> **Your task**: Render every entry verbatim.

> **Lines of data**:
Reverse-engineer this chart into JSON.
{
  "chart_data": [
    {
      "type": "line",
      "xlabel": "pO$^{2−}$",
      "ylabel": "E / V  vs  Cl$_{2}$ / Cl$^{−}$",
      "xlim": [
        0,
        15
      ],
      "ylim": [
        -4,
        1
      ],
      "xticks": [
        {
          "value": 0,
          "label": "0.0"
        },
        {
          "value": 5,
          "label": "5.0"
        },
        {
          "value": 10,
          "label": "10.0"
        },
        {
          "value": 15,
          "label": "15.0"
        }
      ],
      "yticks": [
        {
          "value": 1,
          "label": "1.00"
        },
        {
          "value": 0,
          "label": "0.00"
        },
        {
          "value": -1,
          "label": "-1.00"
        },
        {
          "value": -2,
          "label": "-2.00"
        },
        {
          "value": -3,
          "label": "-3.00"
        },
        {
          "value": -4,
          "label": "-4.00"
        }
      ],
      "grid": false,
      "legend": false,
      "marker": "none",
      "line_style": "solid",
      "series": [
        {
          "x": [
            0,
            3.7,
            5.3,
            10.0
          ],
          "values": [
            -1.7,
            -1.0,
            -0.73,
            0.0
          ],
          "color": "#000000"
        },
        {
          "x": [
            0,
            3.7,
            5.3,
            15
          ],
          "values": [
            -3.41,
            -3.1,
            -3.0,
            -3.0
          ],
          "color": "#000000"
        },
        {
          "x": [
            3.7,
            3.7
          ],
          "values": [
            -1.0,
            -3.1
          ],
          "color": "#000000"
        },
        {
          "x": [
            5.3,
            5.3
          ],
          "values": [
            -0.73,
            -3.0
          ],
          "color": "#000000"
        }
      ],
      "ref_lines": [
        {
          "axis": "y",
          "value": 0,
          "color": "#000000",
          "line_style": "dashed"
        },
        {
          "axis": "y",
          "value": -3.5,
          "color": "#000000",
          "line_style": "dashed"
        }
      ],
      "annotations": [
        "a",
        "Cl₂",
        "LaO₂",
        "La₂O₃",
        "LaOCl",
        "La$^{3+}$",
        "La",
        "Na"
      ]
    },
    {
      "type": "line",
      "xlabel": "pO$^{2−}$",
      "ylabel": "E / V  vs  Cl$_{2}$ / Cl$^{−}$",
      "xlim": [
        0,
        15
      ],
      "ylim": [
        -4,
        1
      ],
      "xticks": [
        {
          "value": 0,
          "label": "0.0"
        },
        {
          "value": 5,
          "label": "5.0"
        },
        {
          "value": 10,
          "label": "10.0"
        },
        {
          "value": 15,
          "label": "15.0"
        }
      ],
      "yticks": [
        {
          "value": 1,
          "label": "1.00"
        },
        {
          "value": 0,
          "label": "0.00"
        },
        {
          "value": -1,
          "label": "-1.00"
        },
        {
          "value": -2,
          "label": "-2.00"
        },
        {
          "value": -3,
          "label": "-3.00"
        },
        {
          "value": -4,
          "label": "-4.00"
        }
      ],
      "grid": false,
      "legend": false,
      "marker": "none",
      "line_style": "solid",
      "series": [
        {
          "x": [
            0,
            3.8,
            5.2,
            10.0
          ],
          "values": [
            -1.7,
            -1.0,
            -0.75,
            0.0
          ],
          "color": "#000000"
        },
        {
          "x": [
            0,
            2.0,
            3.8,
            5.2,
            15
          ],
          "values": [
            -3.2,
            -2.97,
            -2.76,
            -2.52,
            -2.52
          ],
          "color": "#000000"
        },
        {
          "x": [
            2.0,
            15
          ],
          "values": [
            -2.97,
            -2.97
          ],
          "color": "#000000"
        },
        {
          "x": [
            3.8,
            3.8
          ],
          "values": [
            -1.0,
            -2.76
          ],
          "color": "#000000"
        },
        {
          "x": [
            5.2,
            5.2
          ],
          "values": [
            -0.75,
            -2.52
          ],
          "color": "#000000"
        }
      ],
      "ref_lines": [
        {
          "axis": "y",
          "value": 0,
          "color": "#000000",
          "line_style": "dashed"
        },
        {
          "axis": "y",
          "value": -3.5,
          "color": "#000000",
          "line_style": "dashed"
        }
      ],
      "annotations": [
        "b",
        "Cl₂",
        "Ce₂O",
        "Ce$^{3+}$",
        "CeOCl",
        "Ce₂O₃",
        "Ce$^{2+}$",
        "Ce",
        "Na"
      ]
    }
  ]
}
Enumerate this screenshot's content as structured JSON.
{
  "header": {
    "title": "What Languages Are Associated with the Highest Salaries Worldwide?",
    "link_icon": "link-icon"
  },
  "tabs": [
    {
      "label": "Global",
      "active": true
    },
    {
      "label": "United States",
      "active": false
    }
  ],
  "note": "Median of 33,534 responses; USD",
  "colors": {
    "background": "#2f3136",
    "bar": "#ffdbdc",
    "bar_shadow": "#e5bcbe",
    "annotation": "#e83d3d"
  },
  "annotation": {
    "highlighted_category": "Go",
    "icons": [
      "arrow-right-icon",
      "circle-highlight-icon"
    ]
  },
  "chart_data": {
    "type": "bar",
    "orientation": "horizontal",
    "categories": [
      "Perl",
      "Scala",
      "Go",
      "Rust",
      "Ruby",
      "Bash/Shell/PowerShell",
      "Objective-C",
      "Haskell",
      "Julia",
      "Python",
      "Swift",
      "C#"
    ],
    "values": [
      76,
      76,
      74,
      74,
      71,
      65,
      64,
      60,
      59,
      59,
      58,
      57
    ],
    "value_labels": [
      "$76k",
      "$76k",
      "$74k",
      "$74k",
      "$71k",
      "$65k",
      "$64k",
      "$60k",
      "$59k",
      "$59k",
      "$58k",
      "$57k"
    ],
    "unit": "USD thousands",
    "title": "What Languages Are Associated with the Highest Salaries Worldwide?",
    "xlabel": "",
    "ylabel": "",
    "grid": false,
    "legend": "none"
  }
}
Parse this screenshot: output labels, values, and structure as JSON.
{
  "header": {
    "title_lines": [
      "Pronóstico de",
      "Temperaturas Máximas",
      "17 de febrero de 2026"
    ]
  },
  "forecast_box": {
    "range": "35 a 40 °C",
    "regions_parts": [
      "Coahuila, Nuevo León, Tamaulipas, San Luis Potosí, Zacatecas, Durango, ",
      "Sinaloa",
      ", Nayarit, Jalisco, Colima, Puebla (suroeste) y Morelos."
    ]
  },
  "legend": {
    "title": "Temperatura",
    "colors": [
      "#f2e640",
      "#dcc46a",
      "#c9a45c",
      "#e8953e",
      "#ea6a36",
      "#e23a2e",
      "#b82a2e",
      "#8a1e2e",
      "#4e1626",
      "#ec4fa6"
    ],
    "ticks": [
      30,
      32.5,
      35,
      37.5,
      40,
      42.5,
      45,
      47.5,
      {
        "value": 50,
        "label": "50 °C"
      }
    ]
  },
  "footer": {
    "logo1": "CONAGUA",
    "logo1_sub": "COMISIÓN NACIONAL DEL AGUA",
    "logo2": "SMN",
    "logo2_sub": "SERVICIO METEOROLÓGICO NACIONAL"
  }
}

> **Result**:
Reverse-engineer this chart into JSON.
{
  "chart_data": [
    {
      "type": "line",
      "xlabel": "pO$^{2−}$",
      "ylabel": "E / V  vs  Cl$_{2}$ / Cl$^{−}$",
      "xlim": [
        0,
        15
      ],
      "ylim": [
        -4,
        1
      ],
      "xticks": [
        {
          "value": 0,
          "label": "0.0"
        },
        {
          "value": 5,
          "label": "5.0"
        },
        {
          "value": 10,
          "label": "10.0"
        },
        {
          "value": 15,
          "label": "15.0"
        }
      ],
      "yticks": [
        {
          "value": 1,
          "label": "1.00"
        },
        {
          "value": 0,
          "label": "0.00"
        },
        {
          "value": -1,
          "label": "-1.00"
        },
        {
          "value": -2,
          "label": "-2.00"
        },
        {
          "value": -3,
          "label": "-3.00"
        },
        {
          "value": -4,
          "label": "-4.00"
        }
      ],
      "grid": false,
      "legend": false,
      "marker": "none",
      "line_style": "solid",
      "series": [
        {
          "x": [
            0,
            3.7,
            5.3,
            10.0
          ],
          "values": [
            -1.7,
            -1.0,
            -0.73,
            0.0
          ],
          "color": "#000000"
        },
        {
          "x": [
            0,
            3.7,
            5.3,
            15
          ],
          "values": [
            -3.41,
            -3.1,
            -3.0,
            -3.0
          ],
          "color": "#000000"
        },
        {
          "x": [
            3.7,
            3.7
          ],
          "values": [
            -1.0,
            -3.1
          ],
          "color": "#000000"
        },
        {
          "x": [
            5.3,
            5.3
          ],
          "values": [
            -0.73,
            -3.0
          ],
          "color": "#000000"
        }
      ],
      "ref_lines": [
        {
          "axis": "y",
          "value": 0,
          "color": "#000000",
          "line_style": "dashed"
        },
        {
          "axis": "y",
          "value": -3.5,
          "color": "#000000",
          "line_style": "dashed"
        }
      ],
      "annotations": [
        "a",
        "Cl₂",
        "LaO₂",
        "La₂O₃",
        "LaOCl",
        "La$^{3+}$",
        "La",
        "Na"
      ]
    },
    {
      "type": "line",
      "xlabel": "pO$^{2−}$",
      "ylabel": "E / V  vs  Cl$_{2}$ / Cl$^{−}$",
      "xlim": [
        0,
        15
      ],
      "ylim": [
        -4,
        1
      ],
      "xticks": [
        {
          "value": 0,
          "label": "0.0"
        },
        {
          "value": 5,
          "label": "5.0"
        },
        {
          "value": 10,
          "label": "10.0"
        },
        {
          "value": 15,
          "label": "15.0"
        }
      ],
      "yticks": [
        {
          "value": 1,
          "label": "1.00"
        },
        {
          "value": 0,
          "label": "0.00"
        },
        {
          "value": -1,
          "label": "-1.00"
        },
        {
          "value": -2,
          "label": "-2.00"
        },
        {
          "value": -3,
          "label": "-3.00"
        },
        {
          "value": -4,
          "label": "-4.00"
        }
      ],
      "grid": false,
      "legend": false,
      "marker": "none",
      "line_style": "solid",
      "series": [
        {
          "x": [
            0,
            3.8,
            5.2,
            10.0
          ],
          "values": [
            -1.7,
            -1.0,
            -0.75,
            0.0
          ],
          "color": "#000000"
        },
        {
          "x": [
            0,
            2.0,
            3.8,
            5.2,
            15
          ],
          "values": [
            -3.2,
            -2.97,
            -2.76,
            -2.52,
            -2.52
          ],
          "color": "#000000"
        },
        {
          "x": [
            2.0,
            15
          ],
          "values": [
            -2.97,
            -2.97
          ],
          "color": "#000000"
        },
        {
          "x": [
            3.8,
            3.8
          ],
          "values": [
            -1.0,
            -2.76
          ],
          "color": "#000000"
        },
        {
          "x": [
            5.2,
            5.2
          ],
          "values": [
            -0.75,
            -2.52
          ],
          "color": "#000000"
        }
      ],
      "ref_lines": [
        {
          "axis": "y",
          "value": 0,
          "color": "#000000",
          "line_style": "dashed"
        },
        {
          "axis": "y",
          "value": -3.5,
          "color": "#000000",
          "line_style": "dashed"
        }
      ],
      "annotations": [
        "b",
        "Cl₂",
        "Ce₂O",
        "Ce$^{3+}$",
        "CeOCl",
        "Ce₂O₃",
        "Ce$^{2+}$",
        "Ce",
        "Na"
      ]
    }
  ]
}
Enumerate this screenshot's content as structured JSON.
{
  "header": {
    "title": "What Languages Are Associated with the Highest Salaries Worldwide?",
    "link_icon": "link-icon"
  },
  "tabs": [
    {
      "label": "Global",
      "active": true
    },
    {
      "label": "United States",
      "active": false
    }
  ],
  "note": "Median of 33,534 responses; USD",
  "colors": {
    "background": "#2f3136",
    "bar": "#ffdbdc",
    "bar_shadow": "#e5bcbe",
    "annotation": "#e83d3d"
  },
  "annotation": {
    "highlighted_category": "Go",
    "icons": [
      "arrow-right-icon",
      "circle-highlight-icon"
    ]
  },
  "chart_data": {
    "type": "bar",
    "orientation": "horizontal",
    "categories": [
      "Perl",
      "Scala",
      "Go",
      "Rust",
      "Ruby",
      "Bash/Shell/PowerShell",
      "Objective-C",
      "Haskell",
      "Julia",
      "Python",
      "Swift",
      "C#"
    ],
    "values": [
      76,
      76,
      74,
      74,
      71,
      65,
      64,
      60,
      59,
      59,
      58,
      57
    ],
    "value_labels": [
      "$76k",
      "$76k",
      "$74k",
      "$74k",
      "$71k",
      "$65k",
      "$64k",
      "$60k",
      "$59k",
      "$59k",
      "$58k",
      "$57k"
    ],
    "unit": "USD thousands",
    "title": "What Languages Are Associated with the Highest Salaries Worldwide?",
    "xlabel": "",
    "ylabel": "",
    "grid": false,
    "legend": "none"
  }
}
Parse this screenshot: output labels, values, and structure as JSON.
{
  "header": {
    "title_lines": [
      "Pronóstico de",
      "Temperaturas Máximas",
      "17 de febrero de 2026"
    ]
  },
  "forecast_box": {
    "range": "35 a 40 °C",
    "regions_parts": [
      "Coahuila, Nuevo León, Tamaulipas, San Luis Potosí, Zacatecas, Durango, ",
      "Sinaloa",
      ", Nayarit, Jalisco, Colima, Puebla (suroeste) y Morelos."
    ]
  },
  "legend": {
    "title": "Temperatura",
    "colors": [
      "#f2e640",
      "#dcc46a",
      "#c9a45c",
      "#e8953e",
      "#ea6a36",
      "#e23a2e",
      "#b82a2e",
      "#8a1e2e",
      "#4e1626",
      "#ec4fa6"
    ],
    "ticks": [
      30,
      32.5,
      35,
      37.5,
      40,
      42.5,
      45,
      47.5,
      {
        "value": 50,
        "label": "50 °C"
      }
    ]
  },
  "footer": {
    "logo1": "CONAGUA",
    "logo1_sub": "COMISIÓN NACIONAL DEL AGUA",
    "logo2": "SMN",
    "logo2_sub": "SERVICIO METEOROLÓGICO NACIONAL"
  }
}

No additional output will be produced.